**INPUT DATA**.

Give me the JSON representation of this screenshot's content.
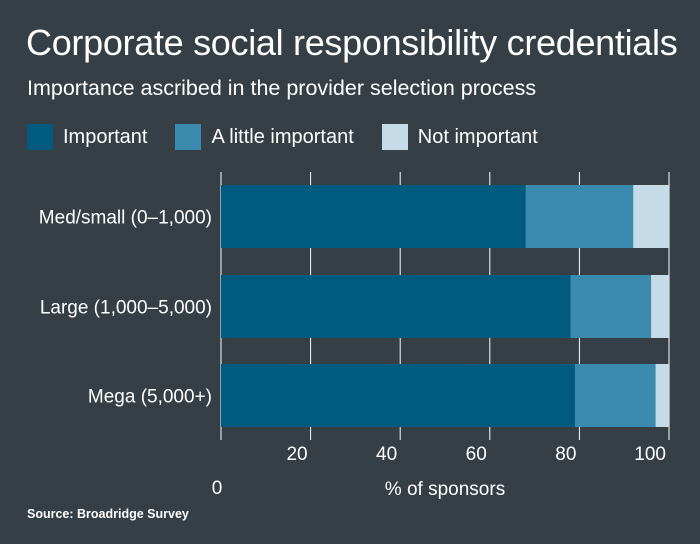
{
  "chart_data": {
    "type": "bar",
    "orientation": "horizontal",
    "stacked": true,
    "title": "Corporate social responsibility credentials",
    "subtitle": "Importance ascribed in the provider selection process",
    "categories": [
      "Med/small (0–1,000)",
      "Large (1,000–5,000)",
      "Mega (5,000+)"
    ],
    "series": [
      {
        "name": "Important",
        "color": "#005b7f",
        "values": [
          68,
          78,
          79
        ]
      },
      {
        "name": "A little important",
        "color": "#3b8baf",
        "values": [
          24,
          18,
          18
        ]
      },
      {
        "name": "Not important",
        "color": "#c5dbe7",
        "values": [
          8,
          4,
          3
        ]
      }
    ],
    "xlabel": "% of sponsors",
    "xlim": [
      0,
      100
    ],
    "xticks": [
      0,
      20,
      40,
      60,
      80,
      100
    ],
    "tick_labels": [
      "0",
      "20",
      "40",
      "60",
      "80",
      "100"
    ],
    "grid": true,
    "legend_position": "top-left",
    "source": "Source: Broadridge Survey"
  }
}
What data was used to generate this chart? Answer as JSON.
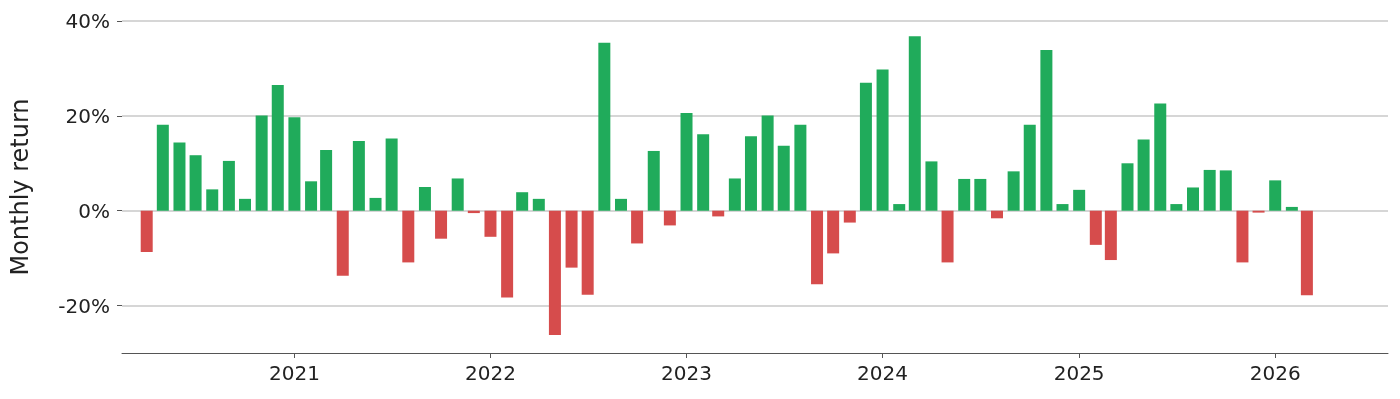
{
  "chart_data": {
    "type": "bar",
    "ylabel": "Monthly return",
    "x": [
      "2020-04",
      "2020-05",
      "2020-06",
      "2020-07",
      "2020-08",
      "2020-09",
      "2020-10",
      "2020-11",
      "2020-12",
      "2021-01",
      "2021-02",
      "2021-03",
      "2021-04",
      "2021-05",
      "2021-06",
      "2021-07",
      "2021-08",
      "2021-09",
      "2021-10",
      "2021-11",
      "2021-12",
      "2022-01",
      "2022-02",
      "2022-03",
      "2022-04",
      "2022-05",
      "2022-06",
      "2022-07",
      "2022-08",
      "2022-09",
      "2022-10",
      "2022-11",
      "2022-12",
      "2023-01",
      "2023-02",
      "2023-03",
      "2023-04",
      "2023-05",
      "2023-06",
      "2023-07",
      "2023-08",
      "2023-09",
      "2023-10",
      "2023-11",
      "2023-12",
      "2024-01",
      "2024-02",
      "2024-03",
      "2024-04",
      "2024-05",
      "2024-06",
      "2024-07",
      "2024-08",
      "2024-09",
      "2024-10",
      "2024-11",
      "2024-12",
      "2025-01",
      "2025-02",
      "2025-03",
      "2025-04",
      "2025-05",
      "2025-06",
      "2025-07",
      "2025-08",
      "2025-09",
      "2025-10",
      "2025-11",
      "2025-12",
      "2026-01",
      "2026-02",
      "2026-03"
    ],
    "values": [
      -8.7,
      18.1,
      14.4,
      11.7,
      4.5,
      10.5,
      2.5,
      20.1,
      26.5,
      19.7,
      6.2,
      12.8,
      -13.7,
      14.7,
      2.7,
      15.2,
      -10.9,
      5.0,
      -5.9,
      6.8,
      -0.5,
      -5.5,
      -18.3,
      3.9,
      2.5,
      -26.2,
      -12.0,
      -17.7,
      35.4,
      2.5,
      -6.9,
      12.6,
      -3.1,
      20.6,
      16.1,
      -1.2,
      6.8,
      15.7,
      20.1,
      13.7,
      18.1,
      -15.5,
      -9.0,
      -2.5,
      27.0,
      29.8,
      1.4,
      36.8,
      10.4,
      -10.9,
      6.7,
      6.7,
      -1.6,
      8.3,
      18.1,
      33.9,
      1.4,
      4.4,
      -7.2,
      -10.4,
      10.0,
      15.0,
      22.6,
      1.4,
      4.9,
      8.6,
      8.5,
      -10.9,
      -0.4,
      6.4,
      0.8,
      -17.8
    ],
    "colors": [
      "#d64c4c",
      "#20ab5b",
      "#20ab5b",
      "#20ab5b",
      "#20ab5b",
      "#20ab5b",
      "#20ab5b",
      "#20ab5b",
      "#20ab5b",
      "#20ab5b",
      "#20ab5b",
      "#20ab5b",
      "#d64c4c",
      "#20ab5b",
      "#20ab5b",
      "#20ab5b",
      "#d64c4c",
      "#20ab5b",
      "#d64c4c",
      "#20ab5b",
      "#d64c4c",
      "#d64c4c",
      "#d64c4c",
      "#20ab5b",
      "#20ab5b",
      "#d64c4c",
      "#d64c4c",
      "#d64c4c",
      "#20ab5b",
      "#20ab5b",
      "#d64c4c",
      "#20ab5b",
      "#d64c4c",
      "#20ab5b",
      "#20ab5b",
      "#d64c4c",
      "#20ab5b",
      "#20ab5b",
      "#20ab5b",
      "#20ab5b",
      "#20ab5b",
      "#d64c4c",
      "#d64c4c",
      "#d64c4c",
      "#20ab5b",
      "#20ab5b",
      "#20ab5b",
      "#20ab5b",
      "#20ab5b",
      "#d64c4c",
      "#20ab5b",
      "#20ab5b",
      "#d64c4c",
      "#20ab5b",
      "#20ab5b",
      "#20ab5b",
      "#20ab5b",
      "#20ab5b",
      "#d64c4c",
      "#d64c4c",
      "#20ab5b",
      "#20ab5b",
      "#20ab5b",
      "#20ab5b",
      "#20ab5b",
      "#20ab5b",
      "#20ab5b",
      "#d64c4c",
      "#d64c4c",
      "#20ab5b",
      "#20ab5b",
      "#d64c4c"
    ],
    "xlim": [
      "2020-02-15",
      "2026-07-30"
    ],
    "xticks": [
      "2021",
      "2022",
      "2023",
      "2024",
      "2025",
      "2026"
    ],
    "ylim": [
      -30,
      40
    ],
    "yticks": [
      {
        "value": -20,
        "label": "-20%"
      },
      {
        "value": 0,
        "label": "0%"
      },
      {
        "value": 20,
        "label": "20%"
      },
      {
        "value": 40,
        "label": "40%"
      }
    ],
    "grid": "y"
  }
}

---

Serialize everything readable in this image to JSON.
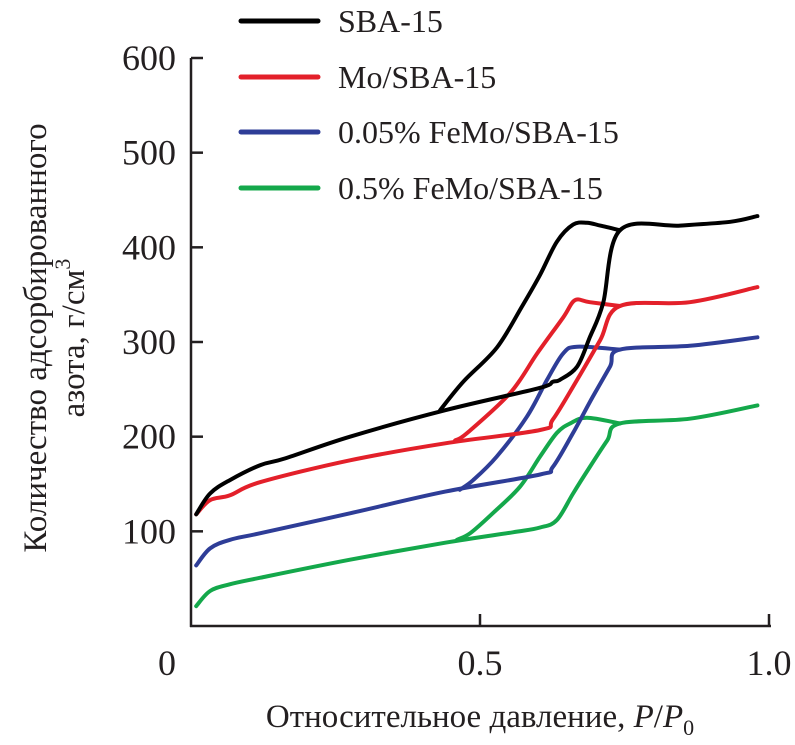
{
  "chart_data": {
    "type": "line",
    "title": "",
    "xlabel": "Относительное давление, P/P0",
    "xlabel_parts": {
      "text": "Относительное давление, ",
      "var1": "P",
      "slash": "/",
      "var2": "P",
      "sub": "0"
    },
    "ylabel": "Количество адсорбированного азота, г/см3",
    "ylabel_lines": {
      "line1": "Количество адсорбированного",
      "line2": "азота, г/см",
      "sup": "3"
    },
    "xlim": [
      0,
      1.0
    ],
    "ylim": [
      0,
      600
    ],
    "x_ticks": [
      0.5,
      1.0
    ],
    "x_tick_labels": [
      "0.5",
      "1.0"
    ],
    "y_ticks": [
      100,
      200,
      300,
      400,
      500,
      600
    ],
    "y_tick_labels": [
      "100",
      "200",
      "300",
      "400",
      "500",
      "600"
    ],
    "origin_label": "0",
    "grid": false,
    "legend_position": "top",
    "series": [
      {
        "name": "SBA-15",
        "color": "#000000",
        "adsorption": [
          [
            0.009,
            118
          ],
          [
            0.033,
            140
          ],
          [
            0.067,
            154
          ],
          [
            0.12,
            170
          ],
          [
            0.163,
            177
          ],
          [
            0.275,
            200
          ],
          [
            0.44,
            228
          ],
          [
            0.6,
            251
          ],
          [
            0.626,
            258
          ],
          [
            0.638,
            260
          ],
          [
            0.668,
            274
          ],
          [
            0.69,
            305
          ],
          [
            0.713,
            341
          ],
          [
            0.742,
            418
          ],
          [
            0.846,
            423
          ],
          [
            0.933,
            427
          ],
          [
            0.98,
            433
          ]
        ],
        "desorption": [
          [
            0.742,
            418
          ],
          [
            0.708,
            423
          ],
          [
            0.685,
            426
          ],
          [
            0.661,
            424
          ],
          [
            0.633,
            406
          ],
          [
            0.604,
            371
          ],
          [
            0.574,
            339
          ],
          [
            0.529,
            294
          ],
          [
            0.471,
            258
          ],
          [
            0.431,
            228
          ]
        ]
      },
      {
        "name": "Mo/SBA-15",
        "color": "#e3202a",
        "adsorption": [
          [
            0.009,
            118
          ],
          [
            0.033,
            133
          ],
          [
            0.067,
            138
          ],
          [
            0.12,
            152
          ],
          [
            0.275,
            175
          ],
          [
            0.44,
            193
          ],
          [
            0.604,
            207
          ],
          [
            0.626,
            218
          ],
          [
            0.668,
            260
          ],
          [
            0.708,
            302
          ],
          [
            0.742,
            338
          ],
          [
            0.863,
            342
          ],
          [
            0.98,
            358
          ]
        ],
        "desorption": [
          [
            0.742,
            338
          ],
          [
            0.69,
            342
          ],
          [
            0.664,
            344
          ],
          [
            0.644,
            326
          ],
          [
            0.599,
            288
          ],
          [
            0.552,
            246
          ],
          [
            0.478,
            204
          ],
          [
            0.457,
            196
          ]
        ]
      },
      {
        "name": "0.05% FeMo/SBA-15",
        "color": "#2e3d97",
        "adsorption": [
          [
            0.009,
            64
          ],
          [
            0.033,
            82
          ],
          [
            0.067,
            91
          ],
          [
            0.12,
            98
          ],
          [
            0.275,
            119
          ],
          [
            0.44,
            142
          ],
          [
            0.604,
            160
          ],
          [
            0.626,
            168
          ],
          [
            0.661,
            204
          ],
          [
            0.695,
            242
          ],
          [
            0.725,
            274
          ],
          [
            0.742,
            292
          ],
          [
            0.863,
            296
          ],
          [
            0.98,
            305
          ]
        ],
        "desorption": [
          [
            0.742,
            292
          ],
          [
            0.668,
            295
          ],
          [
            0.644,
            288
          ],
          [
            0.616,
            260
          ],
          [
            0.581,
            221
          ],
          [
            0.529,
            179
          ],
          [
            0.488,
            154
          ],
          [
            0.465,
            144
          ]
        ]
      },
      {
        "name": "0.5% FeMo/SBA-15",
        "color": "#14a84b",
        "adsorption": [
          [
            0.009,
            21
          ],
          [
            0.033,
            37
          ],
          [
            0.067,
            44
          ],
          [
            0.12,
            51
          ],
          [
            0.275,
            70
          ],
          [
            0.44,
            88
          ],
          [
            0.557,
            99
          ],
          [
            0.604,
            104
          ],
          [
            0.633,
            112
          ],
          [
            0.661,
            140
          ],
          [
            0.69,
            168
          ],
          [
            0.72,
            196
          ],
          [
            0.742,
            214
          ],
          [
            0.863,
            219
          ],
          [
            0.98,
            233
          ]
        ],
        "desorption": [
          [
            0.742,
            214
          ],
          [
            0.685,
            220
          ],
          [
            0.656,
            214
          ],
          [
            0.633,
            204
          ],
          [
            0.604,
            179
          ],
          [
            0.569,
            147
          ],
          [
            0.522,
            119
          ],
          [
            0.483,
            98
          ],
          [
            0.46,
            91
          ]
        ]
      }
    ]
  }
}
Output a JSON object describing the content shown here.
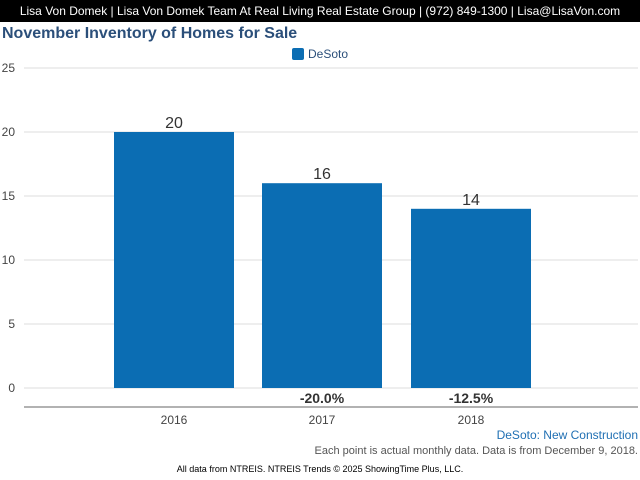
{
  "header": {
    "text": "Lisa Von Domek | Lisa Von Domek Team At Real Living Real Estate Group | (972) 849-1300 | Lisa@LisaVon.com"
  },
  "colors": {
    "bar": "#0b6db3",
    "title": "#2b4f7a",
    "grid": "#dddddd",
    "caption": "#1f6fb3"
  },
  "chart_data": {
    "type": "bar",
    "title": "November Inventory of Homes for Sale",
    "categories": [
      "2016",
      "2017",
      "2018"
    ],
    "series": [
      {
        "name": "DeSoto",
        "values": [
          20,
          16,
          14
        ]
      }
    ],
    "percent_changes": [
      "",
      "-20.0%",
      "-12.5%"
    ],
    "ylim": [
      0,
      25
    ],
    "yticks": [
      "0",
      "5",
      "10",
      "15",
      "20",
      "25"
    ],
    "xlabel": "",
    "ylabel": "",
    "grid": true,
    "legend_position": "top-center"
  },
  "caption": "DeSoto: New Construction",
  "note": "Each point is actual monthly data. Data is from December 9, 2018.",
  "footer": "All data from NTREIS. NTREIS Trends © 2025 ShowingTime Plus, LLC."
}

--

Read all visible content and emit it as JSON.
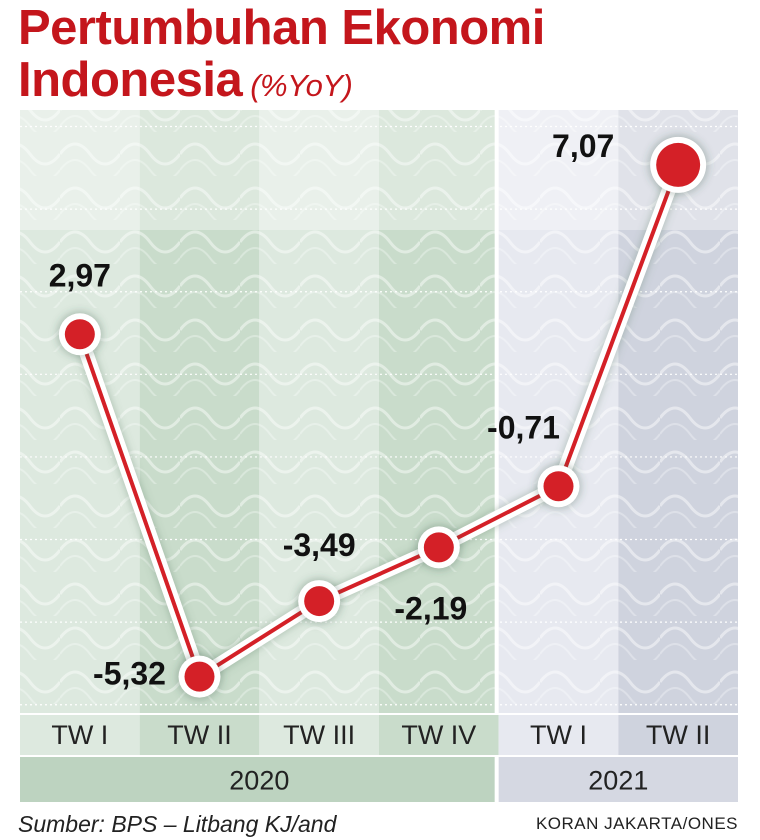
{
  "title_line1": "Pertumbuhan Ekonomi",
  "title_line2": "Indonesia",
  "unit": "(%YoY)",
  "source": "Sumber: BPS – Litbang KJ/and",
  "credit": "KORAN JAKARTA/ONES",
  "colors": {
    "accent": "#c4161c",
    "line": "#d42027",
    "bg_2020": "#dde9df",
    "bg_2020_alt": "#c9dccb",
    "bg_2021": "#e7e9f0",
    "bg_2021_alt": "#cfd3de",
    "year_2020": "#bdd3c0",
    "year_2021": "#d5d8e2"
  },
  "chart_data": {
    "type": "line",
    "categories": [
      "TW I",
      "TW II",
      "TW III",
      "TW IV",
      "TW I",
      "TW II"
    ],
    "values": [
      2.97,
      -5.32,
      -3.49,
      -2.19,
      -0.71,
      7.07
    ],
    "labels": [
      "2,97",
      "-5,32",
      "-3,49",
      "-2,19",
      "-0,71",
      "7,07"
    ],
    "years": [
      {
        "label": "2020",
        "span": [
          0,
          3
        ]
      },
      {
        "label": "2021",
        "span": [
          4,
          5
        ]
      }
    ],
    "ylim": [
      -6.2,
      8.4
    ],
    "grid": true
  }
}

**INSTRUCTION**. Each line that contains the string "name" counts once; report how many such lines the entries have, giving only the number.

**WRITTEN ANSWER**. 8